• [Set exercise]: What follows is a set of records, each of which is to be written out exactly.

• [Supplied entries]:

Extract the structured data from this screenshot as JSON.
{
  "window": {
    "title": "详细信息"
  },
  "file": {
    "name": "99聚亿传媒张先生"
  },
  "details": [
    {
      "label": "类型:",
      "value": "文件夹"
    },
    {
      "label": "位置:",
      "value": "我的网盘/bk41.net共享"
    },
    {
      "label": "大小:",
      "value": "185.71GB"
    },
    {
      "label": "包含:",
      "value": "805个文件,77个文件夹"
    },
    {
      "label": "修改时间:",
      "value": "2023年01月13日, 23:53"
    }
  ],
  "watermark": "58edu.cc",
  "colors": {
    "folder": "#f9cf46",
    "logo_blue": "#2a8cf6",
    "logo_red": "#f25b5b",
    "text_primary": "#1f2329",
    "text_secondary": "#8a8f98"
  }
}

• [Result for this exercise]:
Extract the structured data from this screenshot as JSON.
{
  "window": {
    "title": "详细信息"
  },
  "file": {
    "name": "99聚亿传媒张先生"
  },
  "details": [
    {
      "label": "类型:",
      "value": "文件夹"
    },
    {
      "label": "位置:",
      "value": "我的网盘/bk41.net共享"
    },
    {
      "label": "大小:",
      "value": "185.71GB"
    },
    {
      "label": "包含:",
      "value": "805个文件,77个文件夹"
    },
    {
      "label": "修改时间:",
      "value": "2023年01月13日, 23:53"
    }
  ],
  "watermark": "58edu.cc",
  "colors": {
    "folder": "#f9cf46",
    "logo_blue": "#2a8cf6",
    "logo_red": "#f25b5b",
    "text_primary": "#1f2329",
    "text_secondary": "#8a8f98"
  }
}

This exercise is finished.